Extract every line of the material that holds the string "butter".

(Dataset items)
- - - - -

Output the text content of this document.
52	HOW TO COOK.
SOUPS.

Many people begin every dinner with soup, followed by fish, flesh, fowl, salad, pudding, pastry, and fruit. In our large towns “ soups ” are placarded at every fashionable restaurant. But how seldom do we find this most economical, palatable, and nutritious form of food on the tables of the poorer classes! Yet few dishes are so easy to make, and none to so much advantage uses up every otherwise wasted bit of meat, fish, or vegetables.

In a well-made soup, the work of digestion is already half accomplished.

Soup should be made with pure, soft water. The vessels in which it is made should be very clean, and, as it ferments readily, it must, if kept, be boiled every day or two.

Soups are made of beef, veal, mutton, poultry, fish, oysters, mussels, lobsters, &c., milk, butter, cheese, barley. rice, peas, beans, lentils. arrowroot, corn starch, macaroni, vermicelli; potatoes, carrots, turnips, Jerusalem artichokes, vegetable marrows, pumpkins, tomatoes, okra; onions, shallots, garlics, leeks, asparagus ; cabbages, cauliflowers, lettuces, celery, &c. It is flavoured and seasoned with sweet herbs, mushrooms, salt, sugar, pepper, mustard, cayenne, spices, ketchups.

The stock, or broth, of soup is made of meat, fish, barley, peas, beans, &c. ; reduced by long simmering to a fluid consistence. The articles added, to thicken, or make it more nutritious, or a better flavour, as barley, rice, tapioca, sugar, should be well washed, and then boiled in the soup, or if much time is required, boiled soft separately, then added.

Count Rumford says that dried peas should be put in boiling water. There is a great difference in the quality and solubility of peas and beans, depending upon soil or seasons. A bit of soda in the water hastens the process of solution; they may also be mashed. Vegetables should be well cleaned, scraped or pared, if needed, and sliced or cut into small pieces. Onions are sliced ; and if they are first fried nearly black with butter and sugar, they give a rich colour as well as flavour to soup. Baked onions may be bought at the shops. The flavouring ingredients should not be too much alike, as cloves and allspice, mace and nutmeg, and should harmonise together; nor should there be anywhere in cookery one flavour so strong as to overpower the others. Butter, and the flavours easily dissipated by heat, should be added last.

- - - - -

(OUTPUT BELOW)
Soups are made of beef, veal, mutton, poultry, fish, oysters, mussels, lobsters, &c., milk, butter, cheese, barley. rice, peas, beans, lentils. arrowroot, corn starch, macaroni, vermicelli; potatoes, carrots, turnips, Jerusalem artichokes, vegetable marrows, pumpkins, tomatoes, okra; onions, shallots, garlics, leeks, asparagus ; cabbages, cauliflowers, lettuces, celery, &c. It is flavoured and seasoned with sweet herbs, mushrooms, salt, sugar, pepper, mustard, cayenne, spices, ketchups.
Count Rumford says that dried peas should be put in boiling water. There is a great difference in the quality and solubility of peas and beans, depending upon soil or seasons. A bit of soda in the water hastens the process of solution; they may also be mashed. Vegetables should be well cleaned, scraped or pared, if needed, and sliced or cut into small pieces. Onions are sliced ; and if they are first fried nearly black with butter and sugar, they give a rich colour as well as flavour to soup. Baked onions may be bought at the shops. The flavouring ingredients should not be too much alike, as cloves and allspice, mace and nutmeg, and should harmonise together; nor should there be anywhere in cookery one flavour so strong as to overpower the others. Butter, and the flavours easily dissipated by heat, should be added last.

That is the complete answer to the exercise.